What you need to do = Using the data below, gather each line that includes the word "アクセスポイント名".

************

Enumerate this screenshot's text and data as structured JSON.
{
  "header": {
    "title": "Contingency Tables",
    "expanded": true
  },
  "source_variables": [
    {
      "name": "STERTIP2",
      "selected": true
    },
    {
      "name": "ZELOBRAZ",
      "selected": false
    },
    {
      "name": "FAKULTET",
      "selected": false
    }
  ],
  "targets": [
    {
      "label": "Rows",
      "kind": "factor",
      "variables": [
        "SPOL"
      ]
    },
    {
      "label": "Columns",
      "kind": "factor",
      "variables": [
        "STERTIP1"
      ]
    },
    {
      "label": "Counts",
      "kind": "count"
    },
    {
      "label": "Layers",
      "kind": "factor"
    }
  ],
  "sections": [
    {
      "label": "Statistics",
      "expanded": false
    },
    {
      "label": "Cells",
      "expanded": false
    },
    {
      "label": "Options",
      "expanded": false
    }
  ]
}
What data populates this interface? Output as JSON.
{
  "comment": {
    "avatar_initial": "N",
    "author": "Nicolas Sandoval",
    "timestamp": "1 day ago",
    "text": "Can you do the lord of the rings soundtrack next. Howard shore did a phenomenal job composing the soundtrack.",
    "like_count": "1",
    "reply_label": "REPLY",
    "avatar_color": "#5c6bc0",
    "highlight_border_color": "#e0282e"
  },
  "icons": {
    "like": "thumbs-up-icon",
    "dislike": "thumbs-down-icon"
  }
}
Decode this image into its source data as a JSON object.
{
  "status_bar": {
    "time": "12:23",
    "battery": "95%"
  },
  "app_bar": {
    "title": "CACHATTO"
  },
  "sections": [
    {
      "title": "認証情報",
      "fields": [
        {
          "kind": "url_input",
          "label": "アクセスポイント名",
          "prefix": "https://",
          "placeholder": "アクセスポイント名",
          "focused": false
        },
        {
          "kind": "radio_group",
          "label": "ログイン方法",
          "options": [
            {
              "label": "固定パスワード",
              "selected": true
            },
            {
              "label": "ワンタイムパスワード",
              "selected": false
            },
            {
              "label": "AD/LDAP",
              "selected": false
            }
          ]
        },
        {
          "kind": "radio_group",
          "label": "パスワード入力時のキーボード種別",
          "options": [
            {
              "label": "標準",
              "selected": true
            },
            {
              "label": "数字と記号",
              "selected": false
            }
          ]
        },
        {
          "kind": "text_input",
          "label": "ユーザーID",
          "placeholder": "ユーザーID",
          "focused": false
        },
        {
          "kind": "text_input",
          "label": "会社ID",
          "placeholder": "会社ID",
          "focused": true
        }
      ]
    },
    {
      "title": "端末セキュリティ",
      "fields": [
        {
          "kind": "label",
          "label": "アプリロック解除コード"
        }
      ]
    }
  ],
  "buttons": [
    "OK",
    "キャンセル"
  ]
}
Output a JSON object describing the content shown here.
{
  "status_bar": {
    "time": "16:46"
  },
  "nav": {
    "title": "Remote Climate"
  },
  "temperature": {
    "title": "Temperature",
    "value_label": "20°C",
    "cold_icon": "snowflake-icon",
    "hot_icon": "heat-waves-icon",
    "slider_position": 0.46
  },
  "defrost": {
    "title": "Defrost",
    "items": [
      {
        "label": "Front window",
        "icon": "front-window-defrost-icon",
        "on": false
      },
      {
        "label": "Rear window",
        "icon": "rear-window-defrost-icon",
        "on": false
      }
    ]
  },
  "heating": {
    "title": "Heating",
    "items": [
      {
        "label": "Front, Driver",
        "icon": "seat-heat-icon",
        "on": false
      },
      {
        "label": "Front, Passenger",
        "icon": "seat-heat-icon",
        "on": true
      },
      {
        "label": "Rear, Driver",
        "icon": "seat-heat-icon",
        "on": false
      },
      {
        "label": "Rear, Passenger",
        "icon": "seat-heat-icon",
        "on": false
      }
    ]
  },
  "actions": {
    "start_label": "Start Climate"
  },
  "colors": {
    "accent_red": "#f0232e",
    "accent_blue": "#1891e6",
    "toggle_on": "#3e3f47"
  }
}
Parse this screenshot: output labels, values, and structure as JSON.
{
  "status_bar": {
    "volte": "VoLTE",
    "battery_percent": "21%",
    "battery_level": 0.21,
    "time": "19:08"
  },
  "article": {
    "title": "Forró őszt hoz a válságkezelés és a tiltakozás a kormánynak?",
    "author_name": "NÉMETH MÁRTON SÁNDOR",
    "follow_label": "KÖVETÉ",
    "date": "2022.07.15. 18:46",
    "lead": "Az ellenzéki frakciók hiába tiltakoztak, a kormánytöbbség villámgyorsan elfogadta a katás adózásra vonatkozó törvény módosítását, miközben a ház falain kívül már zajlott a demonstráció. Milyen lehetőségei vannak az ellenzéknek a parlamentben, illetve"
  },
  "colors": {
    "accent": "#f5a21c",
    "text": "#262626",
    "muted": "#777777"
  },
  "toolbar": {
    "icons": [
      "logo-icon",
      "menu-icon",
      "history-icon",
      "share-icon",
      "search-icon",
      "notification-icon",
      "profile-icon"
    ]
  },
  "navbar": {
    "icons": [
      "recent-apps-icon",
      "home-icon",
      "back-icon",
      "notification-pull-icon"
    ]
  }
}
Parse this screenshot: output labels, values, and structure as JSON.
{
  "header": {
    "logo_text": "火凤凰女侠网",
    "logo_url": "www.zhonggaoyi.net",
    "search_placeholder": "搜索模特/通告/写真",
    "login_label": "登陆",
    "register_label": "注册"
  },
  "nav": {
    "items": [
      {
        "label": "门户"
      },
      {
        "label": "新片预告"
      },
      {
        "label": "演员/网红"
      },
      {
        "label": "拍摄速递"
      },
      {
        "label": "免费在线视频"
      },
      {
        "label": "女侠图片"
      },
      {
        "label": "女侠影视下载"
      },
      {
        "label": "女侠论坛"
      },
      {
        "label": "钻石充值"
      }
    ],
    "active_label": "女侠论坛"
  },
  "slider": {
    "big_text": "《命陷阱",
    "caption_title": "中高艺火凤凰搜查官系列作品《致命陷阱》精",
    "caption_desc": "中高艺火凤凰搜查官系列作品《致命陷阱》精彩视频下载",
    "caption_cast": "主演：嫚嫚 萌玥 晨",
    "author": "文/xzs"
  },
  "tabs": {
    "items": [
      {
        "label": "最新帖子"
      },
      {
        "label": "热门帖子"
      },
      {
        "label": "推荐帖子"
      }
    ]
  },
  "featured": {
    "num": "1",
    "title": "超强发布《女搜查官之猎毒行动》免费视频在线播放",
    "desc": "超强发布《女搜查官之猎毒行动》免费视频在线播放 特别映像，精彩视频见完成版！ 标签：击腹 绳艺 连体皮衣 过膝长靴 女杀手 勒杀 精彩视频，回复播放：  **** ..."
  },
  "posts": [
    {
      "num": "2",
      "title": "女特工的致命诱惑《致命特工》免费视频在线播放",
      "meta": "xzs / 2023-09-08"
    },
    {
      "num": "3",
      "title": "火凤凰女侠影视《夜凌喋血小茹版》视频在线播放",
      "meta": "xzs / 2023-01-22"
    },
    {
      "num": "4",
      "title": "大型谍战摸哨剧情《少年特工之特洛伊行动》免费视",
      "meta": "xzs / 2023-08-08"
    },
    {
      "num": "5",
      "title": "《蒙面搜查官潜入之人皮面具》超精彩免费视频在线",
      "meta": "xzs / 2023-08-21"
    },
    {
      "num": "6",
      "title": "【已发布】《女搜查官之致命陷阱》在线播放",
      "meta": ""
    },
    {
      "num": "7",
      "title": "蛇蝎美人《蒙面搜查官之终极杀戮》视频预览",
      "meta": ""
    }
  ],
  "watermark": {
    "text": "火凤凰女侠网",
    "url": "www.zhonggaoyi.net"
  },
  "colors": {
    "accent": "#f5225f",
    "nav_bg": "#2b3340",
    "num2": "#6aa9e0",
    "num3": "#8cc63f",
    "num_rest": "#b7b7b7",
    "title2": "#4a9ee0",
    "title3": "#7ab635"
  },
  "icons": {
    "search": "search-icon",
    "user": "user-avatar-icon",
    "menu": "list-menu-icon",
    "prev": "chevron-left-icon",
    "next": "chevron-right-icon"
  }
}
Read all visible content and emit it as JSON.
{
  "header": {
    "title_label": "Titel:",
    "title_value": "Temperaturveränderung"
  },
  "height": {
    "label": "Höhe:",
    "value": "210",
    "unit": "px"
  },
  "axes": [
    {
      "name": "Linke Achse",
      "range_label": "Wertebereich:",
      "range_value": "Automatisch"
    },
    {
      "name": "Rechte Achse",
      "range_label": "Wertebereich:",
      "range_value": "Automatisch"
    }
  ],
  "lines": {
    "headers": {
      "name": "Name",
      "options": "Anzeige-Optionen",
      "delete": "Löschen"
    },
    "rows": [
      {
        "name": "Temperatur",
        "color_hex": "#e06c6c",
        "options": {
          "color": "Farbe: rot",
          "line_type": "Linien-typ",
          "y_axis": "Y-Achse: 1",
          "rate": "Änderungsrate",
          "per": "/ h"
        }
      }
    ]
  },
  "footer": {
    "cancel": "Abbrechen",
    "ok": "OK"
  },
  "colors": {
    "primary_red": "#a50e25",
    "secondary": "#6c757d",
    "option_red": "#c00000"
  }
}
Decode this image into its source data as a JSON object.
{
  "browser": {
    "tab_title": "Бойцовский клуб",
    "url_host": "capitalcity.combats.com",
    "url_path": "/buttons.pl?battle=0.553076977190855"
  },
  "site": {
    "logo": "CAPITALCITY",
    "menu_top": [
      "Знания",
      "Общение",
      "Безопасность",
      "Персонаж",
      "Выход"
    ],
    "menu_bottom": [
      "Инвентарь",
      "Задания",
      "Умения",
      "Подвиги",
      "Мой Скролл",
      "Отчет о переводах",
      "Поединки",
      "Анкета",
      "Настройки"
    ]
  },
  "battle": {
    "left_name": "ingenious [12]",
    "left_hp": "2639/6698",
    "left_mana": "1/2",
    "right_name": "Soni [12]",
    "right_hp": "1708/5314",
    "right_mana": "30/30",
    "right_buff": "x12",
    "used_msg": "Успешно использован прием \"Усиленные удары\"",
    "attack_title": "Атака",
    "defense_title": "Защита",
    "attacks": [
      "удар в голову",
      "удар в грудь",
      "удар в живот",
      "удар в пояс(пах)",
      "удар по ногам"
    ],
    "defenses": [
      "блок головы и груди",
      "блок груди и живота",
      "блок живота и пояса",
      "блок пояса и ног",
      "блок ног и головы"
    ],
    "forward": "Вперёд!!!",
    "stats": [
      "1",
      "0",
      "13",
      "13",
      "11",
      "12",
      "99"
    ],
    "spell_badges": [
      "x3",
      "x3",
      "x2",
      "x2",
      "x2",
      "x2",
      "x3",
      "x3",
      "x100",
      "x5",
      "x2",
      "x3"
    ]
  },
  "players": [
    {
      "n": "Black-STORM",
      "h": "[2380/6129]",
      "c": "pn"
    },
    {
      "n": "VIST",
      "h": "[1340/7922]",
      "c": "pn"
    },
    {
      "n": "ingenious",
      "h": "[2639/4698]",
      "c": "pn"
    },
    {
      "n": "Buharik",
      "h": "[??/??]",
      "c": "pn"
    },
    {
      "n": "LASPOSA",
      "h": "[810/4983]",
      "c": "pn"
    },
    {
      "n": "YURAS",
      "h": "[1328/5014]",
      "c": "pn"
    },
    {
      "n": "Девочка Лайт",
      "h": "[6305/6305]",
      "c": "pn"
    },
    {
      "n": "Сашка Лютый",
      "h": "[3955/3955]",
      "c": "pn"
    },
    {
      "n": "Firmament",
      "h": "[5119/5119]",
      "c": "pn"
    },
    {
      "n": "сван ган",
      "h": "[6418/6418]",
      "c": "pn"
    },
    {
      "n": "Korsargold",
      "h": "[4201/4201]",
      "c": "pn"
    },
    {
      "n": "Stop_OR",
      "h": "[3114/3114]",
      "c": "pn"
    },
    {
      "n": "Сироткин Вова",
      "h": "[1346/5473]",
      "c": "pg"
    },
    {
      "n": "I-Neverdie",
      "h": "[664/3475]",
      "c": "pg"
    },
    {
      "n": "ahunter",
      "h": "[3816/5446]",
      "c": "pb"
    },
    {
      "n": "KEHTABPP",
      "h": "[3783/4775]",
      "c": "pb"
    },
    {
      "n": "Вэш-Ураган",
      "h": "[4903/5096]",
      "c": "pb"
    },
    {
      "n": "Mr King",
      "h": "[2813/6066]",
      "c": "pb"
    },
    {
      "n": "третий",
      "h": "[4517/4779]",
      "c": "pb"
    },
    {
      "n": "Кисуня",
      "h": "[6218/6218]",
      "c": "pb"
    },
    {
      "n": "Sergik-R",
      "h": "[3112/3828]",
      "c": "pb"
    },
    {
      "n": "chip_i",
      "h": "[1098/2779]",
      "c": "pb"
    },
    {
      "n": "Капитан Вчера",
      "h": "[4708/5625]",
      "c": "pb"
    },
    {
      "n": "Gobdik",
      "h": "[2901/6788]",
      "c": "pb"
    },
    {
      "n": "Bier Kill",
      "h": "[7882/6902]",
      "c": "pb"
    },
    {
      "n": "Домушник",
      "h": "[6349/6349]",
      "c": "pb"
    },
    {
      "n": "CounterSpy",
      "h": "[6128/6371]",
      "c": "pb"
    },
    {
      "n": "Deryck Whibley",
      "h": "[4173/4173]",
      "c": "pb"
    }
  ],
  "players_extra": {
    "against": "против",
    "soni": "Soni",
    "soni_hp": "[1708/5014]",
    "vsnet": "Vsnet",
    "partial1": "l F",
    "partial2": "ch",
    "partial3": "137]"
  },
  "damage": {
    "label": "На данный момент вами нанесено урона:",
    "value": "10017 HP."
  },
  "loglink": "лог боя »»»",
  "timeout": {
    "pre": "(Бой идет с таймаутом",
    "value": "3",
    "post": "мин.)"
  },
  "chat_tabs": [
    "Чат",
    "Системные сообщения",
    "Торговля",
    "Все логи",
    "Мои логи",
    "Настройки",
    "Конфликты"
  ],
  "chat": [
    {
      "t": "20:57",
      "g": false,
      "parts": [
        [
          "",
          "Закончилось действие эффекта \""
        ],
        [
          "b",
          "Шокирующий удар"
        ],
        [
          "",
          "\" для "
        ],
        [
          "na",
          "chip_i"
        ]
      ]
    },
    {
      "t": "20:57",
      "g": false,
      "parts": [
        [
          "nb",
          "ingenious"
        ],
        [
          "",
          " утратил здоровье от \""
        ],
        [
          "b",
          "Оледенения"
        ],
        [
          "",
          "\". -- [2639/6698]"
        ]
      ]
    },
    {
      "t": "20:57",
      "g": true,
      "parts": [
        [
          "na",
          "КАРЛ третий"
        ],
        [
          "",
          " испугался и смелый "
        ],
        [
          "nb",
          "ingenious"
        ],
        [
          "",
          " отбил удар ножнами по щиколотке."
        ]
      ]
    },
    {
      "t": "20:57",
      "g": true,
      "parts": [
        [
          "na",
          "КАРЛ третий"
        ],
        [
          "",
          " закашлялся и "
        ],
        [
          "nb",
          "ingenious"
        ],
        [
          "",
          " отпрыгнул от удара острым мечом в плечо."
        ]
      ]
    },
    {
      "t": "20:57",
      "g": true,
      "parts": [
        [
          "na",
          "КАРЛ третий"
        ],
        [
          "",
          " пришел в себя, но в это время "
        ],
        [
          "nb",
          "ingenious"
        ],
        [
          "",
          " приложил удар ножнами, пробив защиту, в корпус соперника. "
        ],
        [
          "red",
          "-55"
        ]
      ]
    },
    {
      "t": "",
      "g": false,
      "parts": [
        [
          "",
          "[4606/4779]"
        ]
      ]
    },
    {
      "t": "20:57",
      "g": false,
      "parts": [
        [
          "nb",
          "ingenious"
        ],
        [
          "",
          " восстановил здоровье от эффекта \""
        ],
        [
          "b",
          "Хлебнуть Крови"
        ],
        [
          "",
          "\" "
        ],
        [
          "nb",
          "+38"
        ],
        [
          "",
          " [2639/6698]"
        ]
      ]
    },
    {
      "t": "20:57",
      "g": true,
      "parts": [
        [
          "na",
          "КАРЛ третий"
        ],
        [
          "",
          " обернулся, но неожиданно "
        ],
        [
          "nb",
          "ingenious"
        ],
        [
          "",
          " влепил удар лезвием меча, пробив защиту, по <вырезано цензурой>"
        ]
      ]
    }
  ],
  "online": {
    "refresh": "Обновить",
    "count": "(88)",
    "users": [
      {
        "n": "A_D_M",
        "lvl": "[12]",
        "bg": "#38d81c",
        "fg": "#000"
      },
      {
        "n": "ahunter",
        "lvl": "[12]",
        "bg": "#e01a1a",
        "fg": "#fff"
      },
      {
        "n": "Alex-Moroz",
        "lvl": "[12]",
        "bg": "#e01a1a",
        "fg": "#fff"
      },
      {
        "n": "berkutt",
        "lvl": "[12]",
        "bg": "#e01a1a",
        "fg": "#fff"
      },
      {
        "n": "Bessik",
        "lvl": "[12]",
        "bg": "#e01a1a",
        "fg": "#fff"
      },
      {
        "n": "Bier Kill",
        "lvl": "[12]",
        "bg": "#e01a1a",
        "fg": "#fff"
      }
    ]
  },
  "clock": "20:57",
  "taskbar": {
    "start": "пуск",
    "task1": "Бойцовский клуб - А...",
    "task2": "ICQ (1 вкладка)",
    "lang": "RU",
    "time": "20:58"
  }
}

************

Result for this task =
          "label": "アクセスポイント名",
          "placeholder": "アクセスポイント名",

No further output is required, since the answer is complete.